• [Task details]: Check each line of the material. Copy those containing "screenshot".

== Given data ==

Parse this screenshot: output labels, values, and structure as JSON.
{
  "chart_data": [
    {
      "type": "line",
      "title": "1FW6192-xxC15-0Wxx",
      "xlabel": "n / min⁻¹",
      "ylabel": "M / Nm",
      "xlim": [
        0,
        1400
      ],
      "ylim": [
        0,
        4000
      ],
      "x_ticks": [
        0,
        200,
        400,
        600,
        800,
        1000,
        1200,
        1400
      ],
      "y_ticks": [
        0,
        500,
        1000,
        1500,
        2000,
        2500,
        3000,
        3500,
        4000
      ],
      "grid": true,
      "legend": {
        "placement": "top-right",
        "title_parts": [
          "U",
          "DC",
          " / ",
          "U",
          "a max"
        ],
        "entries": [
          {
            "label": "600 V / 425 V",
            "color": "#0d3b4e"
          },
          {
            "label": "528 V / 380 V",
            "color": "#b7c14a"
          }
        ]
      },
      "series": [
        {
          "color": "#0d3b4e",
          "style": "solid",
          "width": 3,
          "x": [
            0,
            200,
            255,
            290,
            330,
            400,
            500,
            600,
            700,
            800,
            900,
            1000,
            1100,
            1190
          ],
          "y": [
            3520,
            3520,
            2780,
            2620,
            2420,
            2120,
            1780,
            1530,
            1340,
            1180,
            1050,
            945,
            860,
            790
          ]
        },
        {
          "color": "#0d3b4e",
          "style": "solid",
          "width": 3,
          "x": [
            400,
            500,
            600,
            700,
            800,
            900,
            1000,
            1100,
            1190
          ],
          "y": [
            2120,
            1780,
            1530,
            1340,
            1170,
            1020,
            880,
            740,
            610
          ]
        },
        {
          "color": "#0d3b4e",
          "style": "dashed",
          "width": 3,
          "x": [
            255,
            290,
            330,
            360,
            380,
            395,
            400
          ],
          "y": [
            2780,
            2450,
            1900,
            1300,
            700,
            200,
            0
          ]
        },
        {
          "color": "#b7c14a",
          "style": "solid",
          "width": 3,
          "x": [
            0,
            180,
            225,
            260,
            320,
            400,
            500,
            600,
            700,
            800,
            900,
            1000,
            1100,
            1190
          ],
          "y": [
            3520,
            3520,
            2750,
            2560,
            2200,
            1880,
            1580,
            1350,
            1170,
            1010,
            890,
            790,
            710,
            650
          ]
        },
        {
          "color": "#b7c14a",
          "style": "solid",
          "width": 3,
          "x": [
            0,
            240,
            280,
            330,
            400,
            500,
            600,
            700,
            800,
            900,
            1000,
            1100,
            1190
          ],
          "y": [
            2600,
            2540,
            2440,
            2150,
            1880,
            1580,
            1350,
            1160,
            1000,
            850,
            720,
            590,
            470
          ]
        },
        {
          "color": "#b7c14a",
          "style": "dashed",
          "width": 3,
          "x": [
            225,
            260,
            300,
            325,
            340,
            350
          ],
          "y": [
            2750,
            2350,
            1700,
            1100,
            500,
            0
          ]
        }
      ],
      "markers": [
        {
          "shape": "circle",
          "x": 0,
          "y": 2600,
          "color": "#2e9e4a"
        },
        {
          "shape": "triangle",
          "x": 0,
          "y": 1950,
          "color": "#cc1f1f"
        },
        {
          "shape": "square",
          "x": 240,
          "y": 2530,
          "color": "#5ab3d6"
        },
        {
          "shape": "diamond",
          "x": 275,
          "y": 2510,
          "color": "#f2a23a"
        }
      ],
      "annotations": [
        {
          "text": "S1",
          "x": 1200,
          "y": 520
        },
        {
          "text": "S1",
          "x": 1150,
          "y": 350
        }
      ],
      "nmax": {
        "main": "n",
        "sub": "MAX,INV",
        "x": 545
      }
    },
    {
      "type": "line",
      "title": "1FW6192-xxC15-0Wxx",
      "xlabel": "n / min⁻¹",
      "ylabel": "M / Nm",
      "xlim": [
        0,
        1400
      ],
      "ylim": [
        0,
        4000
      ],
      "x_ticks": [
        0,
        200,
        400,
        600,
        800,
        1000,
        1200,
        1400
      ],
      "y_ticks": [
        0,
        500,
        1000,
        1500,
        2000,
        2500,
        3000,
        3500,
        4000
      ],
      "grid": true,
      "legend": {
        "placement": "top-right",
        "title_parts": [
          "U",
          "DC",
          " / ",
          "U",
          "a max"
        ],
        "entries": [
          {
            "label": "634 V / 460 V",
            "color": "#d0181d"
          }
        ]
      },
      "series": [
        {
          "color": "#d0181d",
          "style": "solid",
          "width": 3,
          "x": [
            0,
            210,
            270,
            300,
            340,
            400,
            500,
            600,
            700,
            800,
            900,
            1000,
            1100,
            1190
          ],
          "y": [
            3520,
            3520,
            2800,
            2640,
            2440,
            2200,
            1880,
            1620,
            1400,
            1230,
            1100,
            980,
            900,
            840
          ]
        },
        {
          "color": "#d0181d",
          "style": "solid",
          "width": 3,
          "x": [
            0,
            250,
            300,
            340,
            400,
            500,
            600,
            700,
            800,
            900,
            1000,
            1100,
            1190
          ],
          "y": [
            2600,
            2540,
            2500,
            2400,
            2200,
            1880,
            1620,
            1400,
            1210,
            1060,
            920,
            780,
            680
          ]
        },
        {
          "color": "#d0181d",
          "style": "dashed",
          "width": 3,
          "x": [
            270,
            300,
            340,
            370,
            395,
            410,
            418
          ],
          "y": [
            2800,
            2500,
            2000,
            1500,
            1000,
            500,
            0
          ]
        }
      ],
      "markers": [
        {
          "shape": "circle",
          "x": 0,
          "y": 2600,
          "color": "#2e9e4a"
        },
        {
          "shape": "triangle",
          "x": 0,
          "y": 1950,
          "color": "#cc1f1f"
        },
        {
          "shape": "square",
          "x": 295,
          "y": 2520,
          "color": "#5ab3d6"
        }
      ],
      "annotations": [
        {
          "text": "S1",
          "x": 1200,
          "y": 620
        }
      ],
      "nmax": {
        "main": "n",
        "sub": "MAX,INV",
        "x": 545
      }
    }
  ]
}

===
== Given data ==

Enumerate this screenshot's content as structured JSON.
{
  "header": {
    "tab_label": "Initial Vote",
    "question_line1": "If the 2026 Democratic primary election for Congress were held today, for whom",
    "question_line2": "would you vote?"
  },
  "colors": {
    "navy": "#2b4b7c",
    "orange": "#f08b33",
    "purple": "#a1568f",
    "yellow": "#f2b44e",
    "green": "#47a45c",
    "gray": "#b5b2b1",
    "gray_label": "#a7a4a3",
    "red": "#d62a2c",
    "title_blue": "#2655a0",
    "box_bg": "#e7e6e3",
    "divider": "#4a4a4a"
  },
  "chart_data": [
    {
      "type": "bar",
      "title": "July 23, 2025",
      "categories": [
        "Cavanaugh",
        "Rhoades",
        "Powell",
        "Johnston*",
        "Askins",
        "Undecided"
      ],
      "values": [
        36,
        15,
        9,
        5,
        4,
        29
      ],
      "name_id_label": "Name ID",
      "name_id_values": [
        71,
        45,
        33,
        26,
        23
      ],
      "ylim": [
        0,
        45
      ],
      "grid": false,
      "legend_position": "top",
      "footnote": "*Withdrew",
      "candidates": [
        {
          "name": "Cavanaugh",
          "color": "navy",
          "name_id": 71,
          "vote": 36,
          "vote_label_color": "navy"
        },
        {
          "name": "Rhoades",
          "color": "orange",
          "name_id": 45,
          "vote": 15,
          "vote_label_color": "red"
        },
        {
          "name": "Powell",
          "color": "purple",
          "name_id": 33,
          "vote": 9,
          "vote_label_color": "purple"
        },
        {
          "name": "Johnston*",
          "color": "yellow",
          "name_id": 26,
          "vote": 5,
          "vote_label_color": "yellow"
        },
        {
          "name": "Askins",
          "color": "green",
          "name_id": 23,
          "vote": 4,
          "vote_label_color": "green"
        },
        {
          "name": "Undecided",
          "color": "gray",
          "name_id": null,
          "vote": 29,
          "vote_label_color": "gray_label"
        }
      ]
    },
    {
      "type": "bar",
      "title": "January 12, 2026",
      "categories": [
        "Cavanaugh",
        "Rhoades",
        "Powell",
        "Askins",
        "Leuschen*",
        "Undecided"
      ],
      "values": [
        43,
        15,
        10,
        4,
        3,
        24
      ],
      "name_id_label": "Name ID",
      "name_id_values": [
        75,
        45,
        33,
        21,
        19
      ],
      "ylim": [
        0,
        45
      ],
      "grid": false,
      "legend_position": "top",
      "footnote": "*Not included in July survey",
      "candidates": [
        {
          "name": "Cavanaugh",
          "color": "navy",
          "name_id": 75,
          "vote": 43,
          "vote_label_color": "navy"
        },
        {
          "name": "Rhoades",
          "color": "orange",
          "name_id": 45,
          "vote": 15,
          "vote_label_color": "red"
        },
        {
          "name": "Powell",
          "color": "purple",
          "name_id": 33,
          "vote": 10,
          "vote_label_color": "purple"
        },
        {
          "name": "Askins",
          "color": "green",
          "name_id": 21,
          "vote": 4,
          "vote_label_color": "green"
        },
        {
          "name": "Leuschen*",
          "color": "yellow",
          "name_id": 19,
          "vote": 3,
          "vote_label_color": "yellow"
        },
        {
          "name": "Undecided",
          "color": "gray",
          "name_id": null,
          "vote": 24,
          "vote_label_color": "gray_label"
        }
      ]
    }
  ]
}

===

• [Reply to the task]:
Parse this screenshot: output labels, values, and structure as JSON.
Enumerate this screenshot's content as structured JSON.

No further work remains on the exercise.